» **Exercise**: Reproduce the entire listing word for word.

» **Listed entries**:
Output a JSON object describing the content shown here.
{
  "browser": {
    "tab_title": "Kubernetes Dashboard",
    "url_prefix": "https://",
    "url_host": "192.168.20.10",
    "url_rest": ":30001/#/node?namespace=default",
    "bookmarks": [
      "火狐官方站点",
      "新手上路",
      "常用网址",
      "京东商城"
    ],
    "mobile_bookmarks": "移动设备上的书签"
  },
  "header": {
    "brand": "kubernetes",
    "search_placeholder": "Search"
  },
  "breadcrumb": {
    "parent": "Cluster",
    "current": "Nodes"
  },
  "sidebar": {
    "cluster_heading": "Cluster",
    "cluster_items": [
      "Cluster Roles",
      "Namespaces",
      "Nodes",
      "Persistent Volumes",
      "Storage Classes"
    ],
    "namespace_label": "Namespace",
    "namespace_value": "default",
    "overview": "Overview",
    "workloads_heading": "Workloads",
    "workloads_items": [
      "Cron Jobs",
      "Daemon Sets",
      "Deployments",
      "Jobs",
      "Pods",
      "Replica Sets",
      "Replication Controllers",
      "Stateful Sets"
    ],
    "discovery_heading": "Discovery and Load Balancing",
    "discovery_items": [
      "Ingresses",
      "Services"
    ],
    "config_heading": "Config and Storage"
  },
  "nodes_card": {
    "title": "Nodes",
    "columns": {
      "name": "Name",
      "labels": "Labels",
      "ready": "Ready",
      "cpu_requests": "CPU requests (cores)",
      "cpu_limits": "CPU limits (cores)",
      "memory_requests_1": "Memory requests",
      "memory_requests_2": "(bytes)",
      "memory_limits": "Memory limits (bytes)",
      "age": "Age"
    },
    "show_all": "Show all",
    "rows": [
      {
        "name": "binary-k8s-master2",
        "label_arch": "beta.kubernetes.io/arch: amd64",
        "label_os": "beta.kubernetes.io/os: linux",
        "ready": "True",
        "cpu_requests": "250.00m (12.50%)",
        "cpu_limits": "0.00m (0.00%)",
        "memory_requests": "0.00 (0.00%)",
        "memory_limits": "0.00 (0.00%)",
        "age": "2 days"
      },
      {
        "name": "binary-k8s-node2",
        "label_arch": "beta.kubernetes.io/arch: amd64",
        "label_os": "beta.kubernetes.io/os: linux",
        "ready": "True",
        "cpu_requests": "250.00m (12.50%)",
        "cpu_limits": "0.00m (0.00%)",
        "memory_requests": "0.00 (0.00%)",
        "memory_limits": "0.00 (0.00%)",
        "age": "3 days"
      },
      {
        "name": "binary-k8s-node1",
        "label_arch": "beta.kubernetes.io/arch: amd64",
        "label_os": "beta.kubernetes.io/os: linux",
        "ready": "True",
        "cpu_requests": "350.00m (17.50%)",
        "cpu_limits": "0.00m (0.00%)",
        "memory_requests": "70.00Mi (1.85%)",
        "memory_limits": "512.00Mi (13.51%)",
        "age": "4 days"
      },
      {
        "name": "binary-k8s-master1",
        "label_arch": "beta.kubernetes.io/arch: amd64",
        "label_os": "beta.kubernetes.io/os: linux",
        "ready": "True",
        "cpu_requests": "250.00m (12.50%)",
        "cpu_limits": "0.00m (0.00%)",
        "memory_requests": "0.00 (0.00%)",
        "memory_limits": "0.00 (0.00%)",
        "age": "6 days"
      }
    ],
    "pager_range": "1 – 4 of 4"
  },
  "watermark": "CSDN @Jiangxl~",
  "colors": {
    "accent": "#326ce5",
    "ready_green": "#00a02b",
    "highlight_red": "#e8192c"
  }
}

» **Solution for this problem**:
Output a JSON object describing the content shown here.
{
  "browser": {
    "tab_title": "Kubernetes Dashboard",
    "url_prefix": "https://",
    "url_host": "192.168.20.10",
    "url_rest": ":30001/#/node?namespace=default",
    "bookmarks": [
      "火狐官方站点",
      "新手上路",
      "常用网址",
      "京东商城"
    ],
    "mobile_bookmarks": "移动设备上的书签"
  },
  "header": {
    "brand": "kubernetes",
    "search_placeholder": "Search"
  },
  "breadcrumb": {
    "parent": "Cluster",
    "current": "Nodes"
  },
  "sidebar": {
    "cluster_heading": "Cluster",
    "cluster_items": [
      "Cluster Roles",
      "Namespaces",
      "Nodes",
      "Persistent Volumes",
      "Storage Classes"
    ],
    "namespace_label": "Namespace",
    "namespace_value": "default",
    "overview": "Overview",
    "workloads_heading": "Workloads",
    "workloads_items": [
      "Cron Jobs",
      "Daemon Sets",
      "Deployments",
      "Jobs",
      "Pods",
      "Replica Sets",
      "Replication Controllers",
      "Stateful Sets"
    ],
    "discovery_heading": "Discovery and Load Balancing",
    "discovery_items": [
      "Ingresses",
      "Services"
    ],
    "config_heading": "Config and Storage"
  },
  "nodes_card": {
    "title": "Nodes",
    "columns": {
      "name": "Name",
      "labels": "Labels",
      "ready": "Ready",
      "cpu_requests": "CPU requests (cores)",
      "cpu_limits": "CPU limits (cores)",
      "memory_requests_1": "Memory requests",
      "memory_requests_2": "(bytes)",
      "memory_limits": "Memory limits (bytes)",
      "age": "Age"
    },
    "show_all": "Show all",
    "rows": [
      {
        "name": "binary-k8s-master2",
        "label_arch": "beta.kubernetes.io/arch: amd64",
        "label_os": "beta.kubernetes.io/os: linux",
        "ready": "True",
        "cpu_requests": "250.00m (12.50%)",
        "cpu_limits": "0.00m (0.00%)",
        "memory_requests": "0.00 (0.00%)",
        "memory_limits": "0.00 (0.00%)",
        "age": "2 days"
      },
      {
        "name": "binary-k8s-node2",
        "label_arch": "beta.kubernetes.io/arch: amd64",
        "label_os": "beta.kubernetes.io/os: linux",
        "ready": "True",
        "cpu_requests": "250.00m (12.50%)",
        "cpu_limits": "0.00m (0.00%)",
        "memory_requests": "0.00 (0.00%)",
        "memory_limits": "0.00 (0.00%)",
        "age": "3 days"
      },
      {
        "name": "binary-k8s-node1",
        "label_arch": "beta.kubernetes.io/arch: amd64",
        "label_os": "beta.kubernetes.io/os: linux",
        "ready": "True",
        "cpu_requests": "350.00m (17.50%)",
        "cpu_limits": "0.00m (0.00%)",
        "memory_requests": "70.00Mi (1.85%)",
        "memory_limits": "512.00Mi (13.51%)",
        "age": "4 days"
      },
      {
        "name": "binary-k8s-master1",
        "label_arch": "beta.kubernetes.io/arch: amd64",
        "label_os": "beta.kubernetes.io/os: linux",
        "ready": "True",
        "cpu_requests": "250.00m (12.50%)",
        "cpu_limits": "0.00m (0.00%)",
        "memory_requests": "0.00 (0.00%)",
        "memory_limits": "0.00 (0.00%)",
        "age": "6 days"
      }
    ],
    "pager_range": "1 – 4 of 4"
  },
  "watermark": "CSDN @Jiangxl~",
  "colors": {
    "accent": "#326ce5",
    "ready_green": "#00a02b",
    "highlight_red": "#e8192c"
  }
}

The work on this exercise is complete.